*Given task*: In the data below, find every line that has the string "基本原理", and copy it.

*Excerpted data*:
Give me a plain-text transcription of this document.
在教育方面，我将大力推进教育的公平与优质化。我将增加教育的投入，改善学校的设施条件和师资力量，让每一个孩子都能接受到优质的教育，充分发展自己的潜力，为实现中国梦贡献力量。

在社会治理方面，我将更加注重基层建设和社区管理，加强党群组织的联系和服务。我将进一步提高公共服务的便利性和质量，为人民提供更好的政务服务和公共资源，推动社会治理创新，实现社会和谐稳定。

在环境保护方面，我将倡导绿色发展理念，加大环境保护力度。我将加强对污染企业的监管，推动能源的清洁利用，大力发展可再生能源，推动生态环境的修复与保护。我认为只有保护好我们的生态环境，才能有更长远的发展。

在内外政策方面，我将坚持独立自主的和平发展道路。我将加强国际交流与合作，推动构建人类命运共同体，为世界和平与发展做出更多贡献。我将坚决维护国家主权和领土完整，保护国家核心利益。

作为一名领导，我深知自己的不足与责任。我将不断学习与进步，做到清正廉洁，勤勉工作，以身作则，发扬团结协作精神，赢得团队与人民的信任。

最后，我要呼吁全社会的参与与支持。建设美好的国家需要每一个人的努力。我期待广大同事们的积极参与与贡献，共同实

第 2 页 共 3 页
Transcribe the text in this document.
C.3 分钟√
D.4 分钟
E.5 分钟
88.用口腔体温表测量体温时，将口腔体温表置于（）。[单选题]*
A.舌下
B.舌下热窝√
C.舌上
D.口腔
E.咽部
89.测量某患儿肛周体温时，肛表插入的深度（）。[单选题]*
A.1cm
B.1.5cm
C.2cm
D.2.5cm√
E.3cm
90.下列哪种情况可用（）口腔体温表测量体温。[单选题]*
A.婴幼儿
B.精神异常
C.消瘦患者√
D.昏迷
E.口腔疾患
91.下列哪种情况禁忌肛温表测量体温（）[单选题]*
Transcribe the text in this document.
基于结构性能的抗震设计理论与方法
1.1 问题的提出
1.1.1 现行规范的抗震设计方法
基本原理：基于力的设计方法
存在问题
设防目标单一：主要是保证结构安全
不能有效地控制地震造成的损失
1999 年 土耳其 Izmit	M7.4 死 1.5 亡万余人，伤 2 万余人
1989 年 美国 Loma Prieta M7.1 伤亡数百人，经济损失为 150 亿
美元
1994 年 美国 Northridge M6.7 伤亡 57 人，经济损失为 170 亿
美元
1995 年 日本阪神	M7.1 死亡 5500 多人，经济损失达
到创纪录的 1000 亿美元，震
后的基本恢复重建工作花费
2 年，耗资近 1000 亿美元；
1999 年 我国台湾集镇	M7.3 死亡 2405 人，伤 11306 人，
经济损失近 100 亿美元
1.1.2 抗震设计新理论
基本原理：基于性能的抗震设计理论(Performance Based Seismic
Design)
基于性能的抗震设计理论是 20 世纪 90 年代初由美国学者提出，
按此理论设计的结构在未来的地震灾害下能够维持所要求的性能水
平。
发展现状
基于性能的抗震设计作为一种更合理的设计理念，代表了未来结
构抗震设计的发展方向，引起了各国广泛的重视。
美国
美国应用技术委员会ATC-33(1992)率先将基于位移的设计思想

*Solution to the exercise*:
基本原理：基于力的设计方法
基本原理：基于性能的抗震设计理论(Performance Based Seismic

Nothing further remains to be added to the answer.